**Requirement:** Tally the lines below that contain "MethodAlgo". The number is the whole answer.

(Stored data entries)
----
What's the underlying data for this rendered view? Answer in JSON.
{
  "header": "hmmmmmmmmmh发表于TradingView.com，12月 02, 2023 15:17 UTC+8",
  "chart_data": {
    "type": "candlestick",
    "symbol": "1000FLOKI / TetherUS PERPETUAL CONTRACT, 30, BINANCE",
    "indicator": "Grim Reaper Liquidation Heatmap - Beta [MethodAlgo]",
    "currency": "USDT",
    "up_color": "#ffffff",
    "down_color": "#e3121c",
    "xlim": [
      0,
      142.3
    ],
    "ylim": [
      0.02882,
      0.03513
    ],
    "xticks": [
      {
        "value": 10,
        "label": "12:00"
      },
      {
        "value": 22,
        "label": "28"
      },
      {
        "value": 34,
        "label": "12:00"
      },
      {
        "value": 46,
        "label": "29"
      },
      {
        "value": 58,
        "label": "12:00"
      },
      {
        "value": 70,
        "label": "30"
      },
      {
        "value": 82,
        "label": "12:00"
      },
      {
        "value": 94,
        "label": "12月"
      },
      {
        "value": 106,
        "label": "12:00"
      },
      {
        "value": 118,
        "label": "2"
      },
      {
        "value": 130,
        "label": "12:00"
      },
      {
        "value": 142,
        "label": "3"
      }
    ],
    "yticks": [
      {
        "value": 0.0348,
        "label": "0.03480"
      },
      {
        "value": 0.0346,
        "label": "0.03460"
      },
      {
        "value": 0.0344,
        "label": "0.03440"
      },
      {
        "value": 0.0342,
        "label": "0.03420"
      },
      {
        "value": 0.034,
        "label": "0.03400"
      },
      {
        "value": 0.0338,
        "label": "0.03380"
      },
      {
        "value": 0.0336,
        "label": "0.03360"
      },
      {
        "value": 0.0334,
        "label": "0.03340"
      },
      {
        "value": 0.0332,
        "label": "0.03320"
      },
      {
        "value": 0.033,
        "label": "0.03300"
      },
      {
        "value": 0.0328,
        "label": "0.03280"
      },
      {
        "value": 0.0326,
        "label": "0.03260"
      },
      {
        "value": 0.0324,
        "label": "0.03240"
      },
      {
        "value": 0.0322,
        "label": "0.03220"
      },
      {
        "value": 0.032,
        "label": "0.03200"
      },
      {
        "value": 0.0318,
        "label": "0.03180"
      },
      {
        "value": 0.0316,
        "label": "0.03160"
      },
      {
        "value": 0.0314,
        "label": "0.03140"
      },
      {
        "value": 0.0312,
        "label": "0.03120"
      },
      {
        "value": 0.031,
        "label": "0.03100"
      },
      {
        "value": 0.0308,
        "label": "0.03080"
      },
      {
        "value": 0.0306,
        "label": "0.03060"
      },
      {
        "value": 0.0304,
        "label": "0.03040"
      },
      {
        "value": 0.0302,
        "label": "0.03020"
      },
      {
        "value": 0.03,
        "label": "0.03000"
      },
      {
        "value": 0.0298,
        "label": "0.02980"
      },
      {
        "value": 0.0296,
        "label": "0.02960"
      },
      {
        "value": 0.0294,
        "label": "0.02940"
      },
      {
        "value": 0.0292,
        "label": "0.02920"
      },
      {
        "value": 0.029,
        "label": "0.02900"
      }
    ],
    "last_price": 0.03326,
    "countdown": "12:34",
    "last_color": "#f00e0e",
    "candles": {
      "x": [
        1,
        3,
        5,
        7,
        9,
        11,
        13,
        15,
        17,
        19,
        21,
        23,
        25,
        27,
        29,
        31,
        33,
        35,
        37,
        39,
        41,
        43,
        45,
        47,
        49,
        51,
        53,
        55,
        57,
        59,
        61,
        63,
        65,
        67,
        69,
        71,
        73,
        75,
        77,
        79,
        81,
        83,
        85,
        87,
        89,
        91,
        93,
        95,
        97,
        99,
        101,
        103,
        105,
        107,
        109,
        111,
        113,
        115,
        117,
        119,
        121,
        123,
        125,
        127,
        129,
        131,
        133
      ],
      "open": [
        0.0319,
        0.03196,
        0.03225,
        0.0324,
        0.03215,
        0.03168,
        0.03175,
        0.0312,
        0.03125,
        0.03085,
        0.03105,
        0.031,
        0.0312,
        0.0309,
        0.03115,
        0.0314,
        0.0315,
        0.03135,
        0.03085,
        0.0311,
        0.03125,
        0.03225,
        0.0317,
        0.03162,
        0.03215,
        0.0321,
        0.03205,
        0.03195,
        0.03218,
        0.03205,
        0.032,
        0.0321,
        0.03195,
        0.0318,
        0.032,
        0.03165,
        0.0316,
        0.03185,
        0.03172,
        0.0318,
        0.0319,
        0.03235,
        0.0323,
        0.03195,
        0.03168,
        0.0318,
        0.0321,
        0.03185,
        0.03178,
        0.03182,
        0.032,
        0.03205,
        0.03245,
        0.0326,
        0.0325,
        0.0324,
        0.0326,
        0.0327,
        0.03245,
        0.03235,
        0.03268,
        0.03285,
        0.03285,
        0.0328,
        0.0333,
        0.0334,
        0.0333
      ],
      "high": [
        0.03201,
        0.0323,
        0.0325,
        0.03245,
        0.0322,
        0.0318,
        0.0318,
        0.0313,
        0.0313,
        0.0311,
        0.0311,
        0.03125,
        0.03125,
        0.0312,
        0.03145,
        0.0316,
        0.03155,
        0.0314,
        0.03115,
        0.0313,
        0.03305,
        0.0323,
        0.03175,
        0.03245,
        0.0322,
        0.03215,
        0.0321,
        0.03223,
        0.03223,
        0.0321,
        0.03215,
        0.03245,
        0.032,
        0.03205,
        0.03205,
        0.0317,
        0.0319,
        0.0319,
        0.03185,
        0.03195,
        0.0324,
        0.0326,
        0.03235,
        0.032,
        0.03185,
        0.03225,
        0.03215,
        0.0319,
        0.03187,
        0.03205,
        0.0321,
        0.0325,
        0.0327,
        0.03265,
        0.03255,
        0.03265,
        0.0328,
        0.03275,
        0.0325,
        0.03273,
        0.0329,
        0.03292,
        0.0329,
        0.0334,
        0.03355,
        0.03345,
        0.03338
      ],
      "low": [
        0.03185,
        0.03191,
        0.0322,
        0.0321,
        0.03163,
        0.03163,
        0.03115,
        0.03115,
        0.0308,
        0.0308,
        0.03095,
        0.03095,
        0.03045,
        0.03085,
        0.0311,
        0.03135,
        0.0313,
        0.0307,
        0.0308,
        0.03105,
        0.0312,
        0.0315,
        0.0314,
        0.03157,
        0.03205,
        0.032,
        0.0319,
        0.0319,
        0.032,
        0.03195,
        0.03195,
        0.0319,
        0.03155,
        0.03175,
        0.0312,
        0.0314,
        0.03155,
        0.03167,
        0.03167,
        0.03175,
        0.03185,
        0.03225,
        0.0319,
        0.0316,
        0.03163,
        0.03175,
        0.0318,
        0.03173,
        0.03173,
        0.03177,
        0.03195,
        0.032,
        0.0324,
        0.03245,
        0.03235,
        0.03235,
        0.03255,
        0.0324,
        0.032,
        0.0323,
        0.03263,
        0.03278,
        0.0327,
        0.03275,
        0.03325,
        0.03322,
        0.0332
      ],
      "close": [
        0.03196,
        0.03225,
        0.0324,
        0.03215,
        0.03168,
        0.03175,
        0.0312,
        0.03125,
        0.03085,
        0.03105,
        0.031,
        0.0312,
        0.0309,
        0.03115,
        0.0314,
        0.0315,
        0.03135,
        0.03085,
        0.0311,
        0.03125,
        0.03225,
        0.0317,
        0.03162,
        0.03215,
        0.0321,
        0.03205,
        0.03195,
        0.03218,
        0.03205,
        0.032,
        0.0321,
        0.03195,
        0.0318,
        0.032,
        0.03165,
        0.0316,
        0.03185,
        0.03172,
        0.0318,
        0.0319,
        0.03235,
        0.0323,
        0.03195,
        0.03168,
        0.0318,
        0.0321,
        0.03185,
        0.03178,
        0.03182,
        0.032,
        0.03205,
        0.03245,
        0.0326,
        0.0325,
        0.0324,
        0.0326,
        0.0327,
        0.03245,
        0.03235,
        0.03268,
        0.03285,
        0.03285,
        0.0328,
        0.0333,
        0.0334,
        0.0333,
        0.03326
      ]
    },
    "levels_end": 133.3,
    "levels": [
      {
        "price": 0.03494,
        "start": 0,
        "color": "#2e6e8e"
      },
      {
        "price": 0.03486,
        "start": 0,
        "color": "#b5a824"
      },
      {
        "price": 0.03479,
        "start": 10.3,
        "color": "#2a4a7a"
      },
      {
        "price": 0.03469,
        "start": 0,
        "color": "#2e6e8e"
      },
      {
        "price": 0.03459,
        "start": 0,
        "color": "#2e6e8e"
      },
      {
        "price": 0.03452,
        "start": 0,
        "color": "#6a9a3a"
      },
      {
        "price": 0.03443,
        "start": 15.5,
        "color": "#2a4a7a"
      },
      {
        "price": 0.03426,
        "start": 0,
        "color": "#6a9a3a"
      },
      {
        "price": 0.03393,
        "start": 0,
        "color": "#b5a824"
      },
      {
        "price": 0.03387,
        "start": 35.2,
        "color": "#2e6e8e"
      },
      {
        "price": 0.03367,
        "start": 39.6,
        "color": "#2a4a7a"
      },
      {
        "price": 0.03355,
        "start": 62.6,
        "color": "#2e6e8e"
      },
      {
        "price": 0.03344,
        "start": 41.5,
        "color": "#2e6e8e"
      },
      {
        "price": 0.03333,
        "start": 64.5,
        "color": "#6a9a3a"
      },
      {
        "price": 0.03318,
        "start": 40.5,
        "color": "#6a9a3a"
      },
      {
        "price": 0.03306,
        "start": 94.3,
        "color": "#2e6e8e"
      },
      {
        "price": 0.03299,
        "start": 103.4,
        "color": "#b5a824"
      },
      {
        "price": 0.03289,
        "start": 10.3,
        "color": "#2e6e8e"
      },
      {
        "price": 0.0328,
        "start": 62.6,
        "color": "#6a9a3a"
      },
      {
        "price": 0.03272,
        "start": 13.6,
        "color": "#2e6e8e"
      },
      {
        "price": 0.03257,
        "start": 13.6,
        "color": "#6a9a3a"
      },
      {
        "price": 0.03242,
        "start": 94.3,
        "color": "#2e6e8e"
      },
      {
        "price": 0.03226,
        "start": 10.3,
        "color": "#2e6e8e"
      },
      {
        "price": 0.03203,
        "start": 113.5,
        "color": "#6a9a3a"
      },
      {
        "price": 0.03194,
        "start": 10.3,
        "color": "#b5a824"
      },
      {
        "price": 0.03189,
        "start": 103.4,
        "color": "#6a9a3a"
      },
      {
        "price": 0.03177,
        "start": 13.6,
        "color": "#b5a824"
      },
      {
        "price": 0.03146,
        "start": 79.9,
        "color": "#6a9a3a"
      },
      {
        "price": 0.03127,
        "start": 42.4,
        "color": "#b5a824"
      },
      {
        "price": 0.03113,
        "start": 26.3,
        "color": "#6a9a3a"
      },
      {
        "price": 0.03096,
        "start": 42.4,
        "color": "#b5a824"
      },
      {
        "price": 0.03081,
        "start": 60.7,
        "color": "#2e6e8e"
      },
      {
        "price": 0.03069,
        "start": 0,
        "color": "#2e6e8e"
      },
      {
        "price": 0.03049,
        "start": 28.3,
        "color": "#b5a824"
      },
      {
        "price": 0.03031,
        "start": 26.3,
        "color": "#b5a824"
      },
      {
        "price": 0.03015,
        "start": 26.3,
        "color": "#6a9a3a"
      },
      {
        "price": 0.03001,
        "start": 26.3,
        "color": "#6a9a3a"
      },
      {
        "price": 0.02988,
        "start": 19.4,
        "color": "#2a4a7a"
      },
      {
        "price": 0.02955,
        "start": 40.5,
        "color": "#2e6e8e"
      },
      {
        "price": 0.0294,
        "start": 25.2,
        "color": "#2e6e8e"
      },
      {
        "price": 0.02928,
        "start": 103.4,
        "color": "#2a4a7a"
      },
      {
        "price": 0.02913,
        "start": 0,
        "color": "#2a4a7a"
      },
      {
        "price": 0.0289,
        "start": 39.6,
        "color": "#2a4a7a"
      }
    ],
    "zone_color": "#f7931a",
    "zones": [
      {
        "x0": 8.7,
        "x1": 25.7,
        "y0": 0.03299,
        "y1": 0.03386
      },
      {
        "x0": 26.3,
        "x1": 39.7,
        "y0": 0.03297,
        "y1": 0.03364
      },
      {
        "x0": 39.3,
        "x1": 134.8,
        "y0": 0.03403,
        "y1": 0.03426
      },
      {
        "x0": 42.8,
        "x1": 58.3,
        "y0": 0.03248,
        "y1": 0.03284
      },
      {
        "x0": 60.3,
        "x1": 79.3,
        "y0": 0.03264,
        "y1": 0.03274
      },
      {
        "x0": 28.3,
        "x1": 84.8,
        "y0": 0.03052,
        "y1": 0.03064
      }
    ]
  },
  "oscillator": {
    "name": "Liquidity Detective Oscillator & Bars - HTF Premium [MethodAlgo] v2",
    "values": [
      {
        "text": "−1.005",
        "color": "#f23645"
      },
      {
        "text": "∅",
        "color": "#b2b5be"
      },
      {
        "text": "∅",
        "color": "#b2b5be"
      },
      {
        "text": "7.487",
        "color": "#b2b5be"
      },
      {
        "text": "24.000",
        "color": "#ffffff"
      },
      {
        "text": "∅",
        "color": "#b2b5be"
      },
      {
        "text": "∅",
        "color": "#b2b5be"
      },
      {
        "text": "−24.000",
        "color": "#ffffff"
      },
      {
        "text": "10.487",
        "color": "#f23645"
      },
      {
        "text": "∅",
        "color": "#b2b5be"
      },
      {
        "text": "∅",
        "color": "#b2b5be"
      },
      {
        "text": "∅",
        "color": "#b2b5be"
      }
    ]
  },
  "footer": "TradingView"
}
----
**Reply:** 2